* Start DATA EXTRACT *

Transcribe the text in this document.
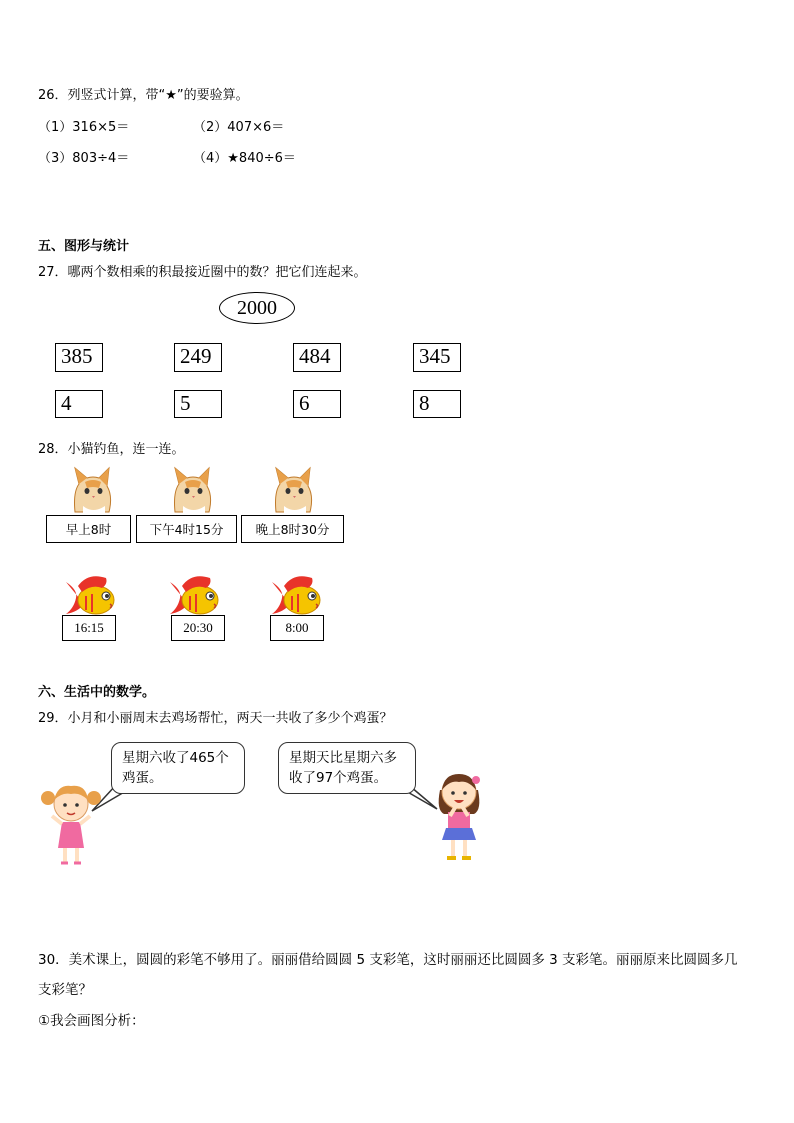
26．列竖式计算，带“★”的要验算。
（1）316×5＝	（2）407×6＝
（3）803÷4＝	（4）★840÷6＝
五、图形与统计
27．哪两个数相乘的积最接近圈中的数？把它们连起来。
2000
385	249	484	345
4	5	6	8
28．小猫钓鱼，连一连。
早上8时	下午4时15分	晚上8时30分
16:15	20:30	8:00
六、生活中的数学。
29．小月和小丽周末去鸡场帮忙，两天一共收了多少个鸡蛋？
星期六收了465个鸡蛋。
星期天比星期六多收了97个鸡蛋。
30．美术课上，圆圆的彩笔不够用了。丽丽借给圆圆 5 支彩笔，这时丽丽还比圆圆多 3 支彩笔。丽丽原来比圆圆多几
支彩笔？
①我会画图分析：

* End DATA EXTRACT *

→ **SET PROBLEM**:
Copy every entry word for word, but omit the pictures.

→ **SOLVED EXERCISE**:
Transcribe the text in this document.
26．列竖式计算，带“★”的要验算。
（1）316×5＝	（2）407×6＝
（3）803÷4＝	（4）★840÷6＝
五、图形与统计
27．哪两个数相乘的积最接近圈中的数？把它们连起来。
2000
385	249	484	345
4	5	6	8
28．小猫钓鱼，连一连。
早上8时	下午4时15分	晚上8时30分
16:15	20:30	8:00
六、生活中的数学。
29．小月和小丽周末去鸡场帮忙，两天一共收了多少个鸡蛋？
星期六收了465个鸡蛋。
星期天比星期六多收了97个鸡蛋。
30．美术课上，圆圆的彩笔不够用了。丽丽借给圆圆 5 支彩笔，这时丽丽还比圆圆多 3 支彩笔。丽丽原来比圆圆多几
支彩笔？
①我会画图分析：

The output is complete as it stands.